**WORK INSTRUCTIONS:**
Copy each line holding the string "agree".

**DATA FOR THIS EXERCISE:**
-- BEGIN --
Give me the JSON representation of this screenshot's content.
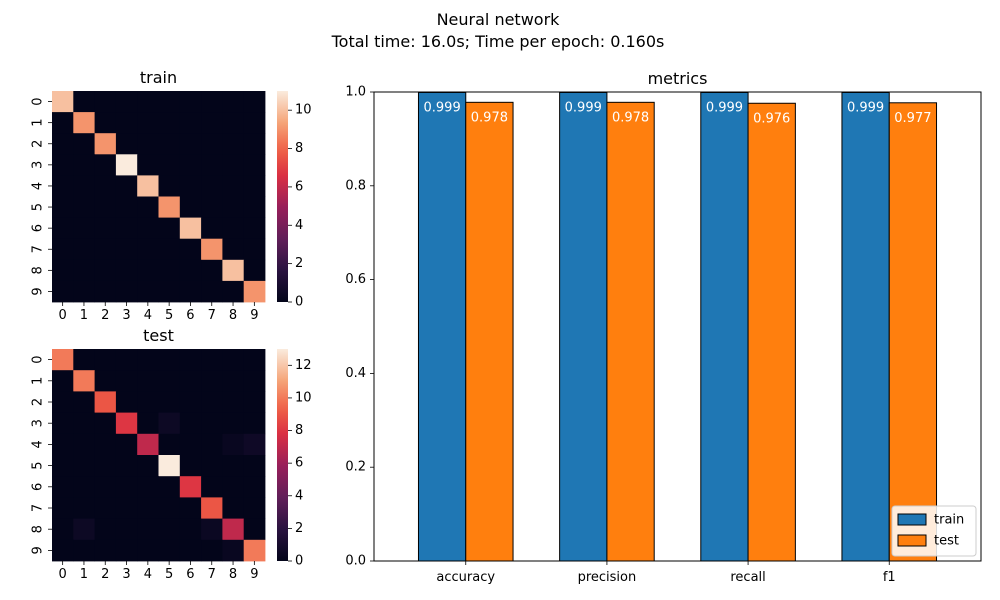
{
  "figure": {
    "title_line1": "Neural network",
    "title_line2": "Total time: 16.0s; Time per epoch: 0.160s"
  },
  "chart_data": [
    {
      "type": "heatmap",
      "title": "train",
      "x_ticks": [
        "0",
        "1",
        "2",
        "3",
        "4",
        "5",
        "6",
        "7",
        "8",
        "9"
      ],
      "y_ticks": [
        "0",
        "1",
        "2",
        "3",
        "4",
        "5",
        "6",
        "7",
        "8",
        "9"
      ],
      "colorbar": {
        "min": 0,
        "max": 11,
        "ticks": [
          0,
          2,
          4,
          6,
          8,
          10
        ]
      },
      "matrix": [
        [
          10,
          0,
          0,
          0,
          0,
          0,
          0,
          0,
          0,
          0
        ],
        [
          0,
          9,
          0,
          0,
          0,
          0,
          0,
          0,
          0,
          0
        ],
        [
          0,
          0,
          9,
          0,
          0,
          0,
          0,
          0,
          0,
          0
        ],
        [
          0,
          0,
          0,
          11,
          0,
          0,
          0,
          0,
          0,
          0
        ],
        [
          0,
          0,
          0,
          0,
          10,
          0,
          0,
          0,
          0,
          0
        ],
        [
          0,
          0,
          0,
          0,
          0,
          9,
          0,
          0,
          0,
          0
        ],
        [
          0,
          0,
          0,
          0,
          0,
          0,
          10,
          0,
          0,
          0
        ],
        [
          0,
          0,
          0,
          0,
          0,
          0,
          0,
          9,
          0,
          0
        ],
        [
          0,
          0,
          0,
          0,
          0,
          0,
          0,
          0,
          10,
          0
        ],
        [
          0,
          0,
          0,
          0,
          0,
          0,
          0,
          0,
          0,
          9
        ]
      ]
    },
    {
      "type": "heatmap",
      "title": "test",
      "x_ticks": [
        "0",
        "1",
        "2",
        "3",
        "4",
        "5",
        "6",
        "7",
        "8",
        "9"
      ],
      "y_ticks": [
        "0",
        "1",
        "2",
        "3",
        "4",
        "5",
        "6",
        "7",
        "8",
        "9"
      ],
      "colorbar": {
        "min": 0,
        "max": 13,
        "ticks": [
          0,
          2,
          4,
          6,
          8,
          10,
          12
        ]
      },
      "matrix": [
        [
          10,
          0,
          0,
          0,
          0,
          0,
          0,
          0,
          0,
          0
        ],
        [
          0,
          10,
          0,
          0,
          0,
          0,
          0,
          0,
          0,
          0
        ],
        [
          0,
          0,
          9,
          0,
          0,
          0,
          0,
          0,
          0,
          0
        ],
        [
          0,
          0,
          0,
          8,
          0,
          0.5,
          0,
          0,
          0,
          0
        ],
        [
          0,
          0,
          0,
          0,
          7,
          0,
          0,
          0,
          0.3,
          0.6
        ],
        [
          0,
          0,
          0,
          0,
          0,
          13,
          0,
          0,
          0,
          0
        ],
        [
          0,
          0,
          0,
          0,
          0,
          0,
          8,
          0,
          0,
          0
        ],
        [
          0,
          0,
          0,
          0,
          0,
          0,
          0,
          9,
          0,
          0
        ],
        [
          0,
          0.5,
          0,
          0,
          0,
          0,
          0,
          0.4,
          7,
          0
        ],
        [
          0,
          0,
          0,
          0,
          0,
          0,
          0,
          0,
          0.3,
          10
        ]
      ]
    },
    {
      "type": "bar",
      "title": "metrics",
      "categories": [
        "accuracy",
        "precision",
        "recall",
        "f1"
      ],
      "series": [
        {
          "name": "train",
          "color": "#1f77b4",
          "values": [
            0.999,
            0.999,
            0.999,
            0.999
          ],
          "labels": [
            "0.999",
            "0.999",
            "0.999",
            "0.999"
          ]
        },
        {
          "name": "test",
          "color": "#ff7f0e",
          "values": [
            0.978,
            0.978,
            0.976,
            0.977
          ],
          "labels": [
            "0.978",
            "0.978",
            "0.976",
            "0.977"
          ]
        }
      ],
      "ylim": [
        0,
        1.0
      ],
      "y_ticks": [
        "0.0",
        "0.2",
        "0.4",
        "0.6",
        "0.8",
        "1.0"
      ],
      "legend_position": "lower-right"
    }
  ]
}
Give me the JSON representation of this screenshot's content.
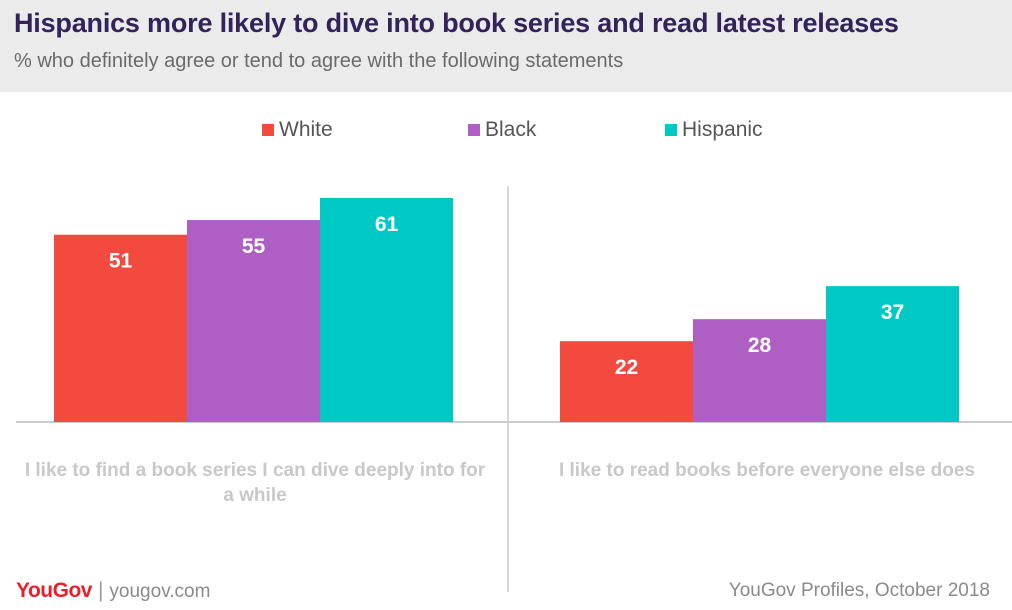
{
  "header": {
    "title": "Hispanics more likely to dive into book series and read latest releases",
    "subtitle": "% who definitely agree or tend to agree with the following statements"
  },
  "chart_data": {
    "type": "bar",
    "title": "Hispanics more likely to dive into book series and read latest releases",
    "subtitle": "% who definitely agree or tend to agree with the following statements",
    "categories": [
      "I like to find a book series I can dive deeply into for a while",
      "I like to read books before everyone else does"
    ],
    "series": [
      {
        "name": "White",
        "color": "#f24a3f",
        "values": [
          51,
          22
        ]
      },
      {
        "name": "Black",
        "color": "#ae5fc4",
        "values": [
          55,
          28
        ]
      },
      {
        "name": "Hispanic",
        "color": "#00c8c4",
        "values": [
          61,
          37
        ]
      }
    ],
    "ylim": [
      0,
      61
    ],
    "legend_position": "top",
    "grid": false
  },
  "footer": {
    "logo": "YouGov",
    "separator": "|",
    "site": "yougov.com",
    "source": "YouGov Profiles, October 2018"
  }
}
-- END --
-- BEGIN --
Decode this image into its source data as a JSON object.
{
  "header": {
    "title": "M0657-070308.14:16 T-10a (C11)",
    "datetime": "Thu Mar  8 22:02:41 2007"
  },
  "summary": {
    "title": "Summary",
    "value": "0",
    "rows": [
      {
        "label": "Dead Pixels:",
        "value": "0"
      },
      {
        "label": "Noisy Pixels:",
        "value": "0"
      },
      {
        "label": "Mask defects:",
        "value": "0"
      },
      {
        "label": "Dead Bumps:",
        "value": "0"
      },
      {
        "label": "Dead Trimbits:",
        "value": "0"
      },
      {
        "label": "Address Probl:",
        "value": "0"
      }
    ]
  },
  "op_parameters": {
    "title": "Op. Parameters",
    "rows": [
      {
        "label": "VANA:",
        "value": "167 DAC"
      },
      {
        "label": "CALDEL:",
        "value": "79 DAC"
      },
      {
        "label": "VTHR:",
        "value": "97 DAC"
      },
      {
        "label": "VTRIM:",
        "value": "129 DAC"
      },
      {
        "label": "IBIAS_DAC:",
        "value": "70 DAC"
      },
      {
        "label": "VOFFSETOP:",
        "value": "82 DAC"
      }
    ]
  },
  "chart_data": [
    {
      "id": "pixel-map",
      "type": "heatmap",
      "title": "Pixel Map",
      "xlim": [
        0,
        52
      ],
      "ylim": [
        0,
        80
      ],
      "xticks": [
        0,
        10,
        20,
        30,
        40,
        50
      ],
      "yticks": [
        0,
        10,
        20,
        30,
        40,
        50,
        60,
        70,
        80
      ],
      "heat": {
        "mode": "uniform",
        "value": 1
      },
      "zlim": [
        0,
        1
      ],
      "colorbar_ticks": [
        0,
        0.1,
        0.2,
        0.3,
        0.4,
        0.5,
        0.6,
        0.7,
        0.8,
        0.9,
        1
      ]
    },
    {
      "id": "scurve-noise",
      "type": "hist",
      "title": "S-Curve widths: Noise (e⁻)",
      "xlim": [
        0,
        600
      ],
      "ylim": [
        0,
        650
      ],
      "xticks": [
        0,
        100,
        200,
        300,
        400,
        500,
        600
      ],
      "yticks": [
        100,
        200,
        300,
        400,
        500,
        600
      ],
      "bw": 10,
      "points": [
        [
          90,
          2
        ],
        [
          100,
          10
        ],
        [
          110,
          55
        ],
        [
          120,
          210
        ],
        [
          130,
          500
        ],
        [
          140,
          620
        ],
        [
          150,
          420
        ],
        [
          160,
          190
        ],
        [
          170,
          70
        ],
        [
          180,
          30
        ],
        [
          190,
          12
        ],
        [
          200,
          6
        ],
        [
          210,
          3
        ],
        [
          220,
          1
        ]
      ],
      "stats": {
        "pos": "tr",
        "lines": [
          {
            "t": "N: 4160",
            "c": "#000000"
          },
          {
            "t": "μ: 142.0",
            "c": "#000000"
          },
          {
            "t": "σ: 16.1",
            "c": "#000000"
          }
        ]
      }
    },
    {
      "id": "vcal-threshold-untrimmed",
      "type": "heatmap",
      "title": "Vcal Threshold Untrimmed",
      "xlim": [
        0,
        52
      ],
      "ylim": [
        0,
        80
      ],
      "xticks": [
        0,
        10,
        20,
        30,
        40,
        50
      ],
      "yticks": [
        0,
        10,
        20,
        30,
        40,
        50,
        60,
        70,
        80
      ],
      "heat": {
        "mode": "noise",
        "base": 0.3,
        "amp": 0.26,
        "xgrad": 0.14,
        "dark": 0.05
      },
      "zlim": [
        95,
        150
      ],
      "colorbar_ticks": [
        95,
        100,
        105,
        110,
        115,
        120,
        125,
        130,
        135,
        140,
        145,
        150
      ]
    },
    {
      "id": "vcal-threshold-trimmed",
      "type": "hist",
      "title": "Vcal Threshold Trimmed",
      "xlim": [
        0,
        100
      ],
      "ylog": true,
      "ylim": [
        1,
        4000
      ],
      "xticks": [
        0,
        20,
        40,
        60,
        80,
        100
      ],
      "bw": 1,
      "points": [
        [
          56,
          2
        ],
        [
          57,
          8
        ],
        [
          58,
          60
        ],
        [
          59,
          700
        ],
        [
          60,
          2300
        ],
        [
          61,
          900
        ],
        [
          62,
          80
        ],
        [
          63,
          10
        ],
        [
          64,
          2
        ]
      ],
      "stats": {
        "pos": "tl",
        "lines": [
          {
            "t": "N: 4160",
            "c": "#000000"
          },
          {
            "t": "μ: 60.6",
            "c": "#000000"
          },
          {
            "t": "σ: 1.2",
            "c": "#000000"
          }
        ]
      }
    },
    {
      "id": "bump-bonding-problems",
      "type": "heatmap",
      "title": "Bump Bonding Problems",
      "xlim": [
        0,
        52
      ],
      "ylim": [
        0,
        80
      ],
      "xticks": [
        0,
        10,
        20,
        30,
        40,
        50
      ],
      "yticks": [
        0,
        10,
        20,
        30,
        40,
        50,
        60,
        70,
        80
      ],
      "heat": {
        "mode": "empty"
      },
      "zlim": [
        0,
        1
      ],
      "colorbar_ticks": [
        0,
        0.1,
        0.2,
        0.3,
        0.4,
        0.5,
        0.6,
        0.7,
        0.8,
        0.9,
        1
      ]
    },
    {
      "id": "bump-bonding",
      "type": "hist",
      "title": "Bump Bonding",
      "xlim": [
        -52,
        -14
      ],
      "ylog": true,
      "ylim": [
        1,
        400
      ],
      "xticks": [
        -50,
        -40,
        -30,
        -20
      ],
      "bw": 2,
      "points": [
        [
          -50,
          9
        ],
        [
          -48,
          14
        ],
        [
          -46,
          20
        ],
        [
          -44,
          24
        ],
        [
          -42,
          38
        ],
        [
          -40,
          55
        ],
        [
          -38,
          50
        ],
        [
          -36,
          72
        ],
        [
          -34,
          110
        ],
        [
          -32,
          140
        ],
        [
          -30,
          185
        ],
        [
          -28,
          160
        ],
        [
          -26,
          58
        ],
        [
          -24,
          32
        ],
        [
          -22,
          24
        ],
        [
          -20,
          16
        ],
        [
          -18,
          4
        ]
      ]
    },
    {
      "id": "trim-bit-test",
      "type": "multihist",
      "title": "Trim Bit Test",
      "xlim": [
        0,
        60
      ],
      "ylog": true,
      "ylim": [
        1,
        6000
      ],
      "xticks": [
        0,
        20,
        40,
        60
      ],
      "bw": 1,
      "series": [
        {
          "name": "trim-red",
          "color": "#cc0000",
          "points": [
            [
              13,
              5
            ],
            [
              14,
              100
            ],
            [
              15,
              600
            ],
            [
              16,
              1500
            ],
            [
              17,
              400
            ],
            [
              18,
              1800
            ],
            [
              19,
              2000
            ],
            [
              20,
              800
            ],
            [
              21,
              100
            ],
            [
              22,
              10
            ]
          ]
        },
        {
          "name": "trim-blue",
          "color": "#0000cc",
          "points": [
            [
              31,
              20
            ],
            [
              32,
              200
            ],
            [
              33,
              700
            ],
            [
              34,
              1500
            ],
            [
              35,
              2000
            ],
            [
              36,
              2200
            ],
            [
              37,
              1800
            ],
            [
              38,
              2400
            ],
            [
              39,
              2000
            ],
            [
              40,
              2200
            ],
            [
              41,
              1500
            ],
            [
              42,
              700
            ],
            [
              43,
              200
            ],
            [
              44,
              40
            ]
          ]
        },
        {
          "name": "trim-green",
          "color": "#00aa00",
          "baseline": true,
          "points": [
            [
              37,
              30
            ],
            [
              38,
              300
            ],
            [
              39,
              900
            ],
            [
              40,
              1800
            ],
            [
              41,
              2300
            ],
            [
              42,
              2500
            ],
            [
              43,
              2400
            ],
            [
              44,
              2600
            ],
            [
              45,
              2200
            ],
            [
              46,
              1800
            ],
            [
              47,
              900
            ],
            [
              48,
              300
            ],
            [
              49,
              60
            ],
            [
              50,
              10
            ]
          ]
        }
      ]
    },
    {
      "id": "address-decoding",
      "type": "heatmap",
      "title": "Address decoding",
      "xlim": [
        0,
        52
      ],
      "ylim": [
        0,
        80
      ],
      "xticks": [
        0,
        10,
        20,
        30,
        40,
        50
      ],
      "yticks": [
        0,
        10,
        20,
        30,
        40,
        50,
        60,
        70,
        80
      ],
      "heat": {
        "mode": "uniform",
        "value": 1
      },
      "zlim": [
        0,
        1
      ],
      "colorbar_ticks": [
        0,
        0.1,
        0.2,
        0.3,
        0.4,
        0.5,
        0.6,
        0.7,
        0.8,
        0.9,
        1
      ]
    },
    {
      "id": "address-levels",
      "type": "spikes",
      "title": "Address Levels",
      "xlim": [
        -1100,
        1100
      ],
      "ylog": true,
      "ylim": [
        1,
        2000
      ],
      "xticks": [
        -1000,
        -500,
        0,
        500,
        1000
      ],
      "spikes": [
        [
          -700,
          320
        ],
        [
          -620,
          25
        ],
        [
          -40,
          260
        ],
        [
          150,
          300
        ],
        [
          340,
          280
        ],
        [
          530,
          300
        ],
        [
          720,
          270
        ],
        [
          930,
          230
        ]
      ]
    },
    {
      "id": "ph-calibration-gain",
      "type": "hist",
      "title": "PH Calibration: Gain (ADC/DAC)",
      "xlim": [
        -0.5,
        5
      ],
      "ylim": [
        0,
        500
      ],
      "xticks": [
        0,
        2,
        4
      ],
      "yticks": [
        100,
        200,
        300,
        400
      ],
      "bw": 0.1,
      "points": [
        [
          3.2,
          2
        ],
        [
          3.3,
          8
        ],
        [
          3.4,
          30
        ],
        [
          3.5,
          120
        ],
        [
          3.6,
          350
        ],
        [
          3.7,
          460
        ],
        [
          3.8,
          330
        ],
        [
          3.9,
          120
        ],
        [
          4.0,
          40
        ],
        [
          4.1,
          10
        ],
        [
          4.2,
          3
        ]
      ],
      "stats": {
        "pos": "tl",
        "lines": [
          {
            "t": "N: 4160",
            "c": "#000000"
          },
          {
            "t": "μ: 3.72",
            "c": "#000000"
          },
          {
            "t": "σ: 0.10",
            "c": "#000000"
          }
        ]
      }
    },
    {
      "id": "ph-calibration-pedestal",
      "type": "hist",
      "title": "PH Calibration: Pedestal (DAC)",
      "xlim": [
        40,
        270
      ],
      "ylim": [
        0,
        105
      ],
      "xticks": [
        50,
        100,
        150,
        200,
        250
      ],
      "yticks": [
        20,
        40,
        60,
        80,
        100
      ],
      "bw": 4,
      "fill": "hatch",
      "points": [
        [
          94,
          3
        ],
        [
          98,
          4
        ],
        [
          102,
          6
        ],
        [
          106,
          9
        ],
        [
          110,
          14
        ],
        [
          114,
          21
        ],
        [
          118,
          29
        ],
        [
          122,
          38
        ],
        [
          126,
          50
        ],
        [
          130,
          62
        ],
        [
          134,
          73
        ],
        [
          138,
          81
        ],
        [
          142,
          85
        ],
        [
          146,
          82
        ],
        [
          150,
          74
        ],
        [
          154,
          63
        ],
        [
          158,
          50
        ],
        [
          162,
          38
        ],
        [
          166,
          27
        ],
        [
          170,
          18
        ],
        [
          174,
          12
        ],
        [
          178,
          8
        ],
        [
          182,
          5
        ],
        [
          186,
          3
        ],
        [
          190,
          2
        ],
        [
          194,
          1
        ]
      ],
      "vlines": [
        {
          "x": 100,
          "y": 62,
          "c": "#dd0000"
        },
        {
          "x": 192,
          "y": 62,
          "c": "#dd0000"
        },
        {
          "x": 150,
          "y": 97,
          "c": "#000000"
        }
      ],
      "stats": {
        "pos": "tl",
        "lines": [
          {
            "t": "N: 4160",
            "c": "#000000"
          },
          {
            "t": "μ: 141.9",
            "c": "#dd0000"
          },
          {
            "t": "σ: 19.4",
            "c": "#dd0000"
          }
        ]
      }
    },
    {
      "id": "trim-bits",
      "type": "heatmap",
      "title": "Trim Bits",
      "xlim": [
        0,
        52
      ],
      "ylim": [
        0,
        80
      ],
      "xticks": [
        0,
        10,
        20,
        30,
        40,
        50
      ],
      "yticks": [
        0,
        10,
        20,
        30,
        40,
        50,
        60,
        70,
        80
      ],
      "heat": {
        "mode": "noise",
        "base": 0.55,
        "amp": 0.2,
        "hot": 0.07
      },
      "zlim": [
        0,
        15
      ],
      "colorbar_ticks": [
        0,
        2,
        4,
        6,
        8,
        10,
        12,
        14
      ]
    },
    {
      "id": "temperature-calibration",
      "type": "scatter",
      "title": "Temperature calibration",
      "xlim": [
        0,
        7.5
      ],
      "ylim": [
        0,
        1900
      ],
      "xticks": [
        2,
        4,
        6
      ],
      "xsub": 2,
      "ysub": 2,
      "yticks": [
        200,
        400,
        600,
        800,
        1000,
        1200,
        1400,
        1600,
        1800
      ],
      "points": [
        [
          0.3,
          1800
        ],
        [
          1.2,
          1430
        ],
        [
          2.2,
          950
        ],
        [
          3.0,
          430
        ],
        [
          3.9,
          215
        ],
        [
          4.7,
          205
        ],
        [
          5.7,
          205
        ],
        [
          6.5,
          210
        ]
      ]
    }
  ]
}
-- END --
**ANSWER IN FULL:**
    "subtitle": "% who definitely agree or tend to agree with the following statements"
    "subtitle": "% who definitely agree or tend to agree with the following statements",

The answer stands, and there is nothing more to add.